» **Exercise description**
Could you show all lines in the entries below that contain the string "heeft"?

» **Transcribed page data**
══════
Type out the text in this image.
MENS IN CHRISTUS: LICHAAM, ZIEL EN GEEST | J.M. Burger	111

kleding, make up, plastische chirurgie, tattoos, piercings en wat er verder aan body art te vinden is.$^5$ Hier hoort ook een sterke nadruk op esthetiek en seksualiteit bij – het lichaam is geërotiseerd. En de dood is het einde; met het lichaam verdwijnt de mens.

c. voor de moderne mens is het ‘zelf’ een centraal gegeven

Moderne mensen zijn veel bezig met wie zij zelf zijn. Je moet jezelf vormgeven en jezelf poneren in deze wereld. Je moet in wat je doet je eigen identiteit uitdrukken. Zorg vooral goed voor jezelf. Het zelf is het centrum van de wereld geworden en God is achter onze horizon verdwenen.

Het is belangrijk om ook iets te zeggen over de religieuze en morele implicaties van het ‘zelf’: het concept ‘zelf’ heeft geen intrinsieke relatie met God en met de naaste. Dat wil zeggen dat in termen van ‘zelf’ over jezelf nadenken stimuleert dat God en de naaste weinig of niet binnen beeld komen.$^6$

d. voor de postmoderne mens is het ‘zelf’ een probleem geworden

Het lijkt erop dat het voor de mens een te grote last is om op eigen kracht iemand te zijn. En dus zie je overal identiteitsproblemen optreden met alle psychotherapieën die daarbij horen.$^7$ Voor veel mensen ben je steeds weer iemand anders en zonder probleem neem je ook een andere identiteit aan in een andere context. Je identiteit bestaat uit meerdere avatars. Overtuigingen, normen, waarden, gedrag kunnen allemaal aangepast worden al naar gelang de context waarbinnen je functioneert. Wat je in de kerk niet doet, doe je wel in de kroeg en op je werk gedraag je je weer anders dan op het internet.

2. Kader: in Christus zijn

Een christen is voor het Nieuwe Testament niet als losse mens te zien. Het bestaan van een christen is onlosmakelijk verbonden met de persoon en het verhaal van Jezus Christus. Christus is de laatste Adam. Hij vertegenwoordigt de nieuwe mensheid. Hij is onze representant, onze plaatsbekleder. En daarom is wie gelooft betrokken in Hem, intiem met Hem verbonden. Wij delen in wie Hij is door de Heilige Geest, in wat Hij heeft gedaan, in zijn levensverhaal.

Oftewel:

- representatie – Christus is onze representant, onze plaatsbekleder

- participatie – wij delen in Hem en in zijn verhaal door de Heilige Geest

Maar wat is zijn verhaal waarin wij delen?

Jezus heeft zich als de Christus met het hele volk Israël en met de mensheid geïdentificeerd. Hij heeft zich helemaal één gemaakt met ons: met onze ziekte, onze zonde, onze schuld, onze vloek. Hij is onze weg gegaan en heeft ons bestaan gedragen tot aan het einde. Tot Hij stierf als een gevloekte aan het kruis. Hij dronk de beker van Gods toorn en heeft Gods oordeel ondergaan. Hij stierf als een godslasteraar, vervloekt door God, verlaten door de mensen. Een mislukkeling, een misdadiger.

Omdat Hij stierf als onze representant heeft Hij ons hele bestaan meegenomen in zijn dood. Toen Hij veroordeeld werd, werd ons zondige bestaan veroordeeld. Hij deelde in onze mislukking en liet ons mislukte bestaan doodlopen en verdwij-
══════
» **Exercise response**
Het is belangrijk om ook iets te zeggen over de religieuze en morele implicaties van het ‘zelf’: het concept ‘zelf’ heeft geen intrinsieke relatie met God en met de naaste. Dat wil zeggen dat in termen van ‘zelf’ over jezelf nadenken stimuleert dat God en de naaste weinig of niet binnen beeld komen.$^6$
Een christen is voor het Nieuwe Testament niet als losse mens te zien. Het bestaan van een christen is onlosmakelijk verbonden met de persoon en het verhaal van Jezus Christus. Christus is de laatste Adam. Hij vertegenwoordigt de nieuwe mensheid. Hij is onze representant, onze plaatsbekleder. En daarom is wie gelooft betrokken in Hem, intiem met Hem verbonden. Wij delen in wie Hij is door de Heilige Geest, in wat Hij heeft gedaan, in zijn levensverhaal.
Jezus heeft zich als de Christus met het hele volk Israël en met de mensheid geïdentificeerd. Hij heeft zich helemaal één gemaakt met ons: met onze ziekte, onze zonde, onze schuld, onze vloek. Hij is onze weg gegaan en heeft ons bestaan gedragen tot aan het einde. Tot Hij stierf als een gevloekte aan het kruis. Hij dronk de beker van Gods toorn en heeft Gods oordeel ondergaan. Hij stierf als een godslasteraar, vervloekt door God, verlaten door de mensen. Een mislukkeling, een misdadiger.
Omdat Hij stierf als onze representant heeft Hij ons hele bestaan meegenomen in zijn dood. Toen Hij veroordeeld werd, werd ons zondige bestaan veroordeeld. Hij deelde in onze mislukking en liet ons mislukte bestaan doodlopen en verdwij-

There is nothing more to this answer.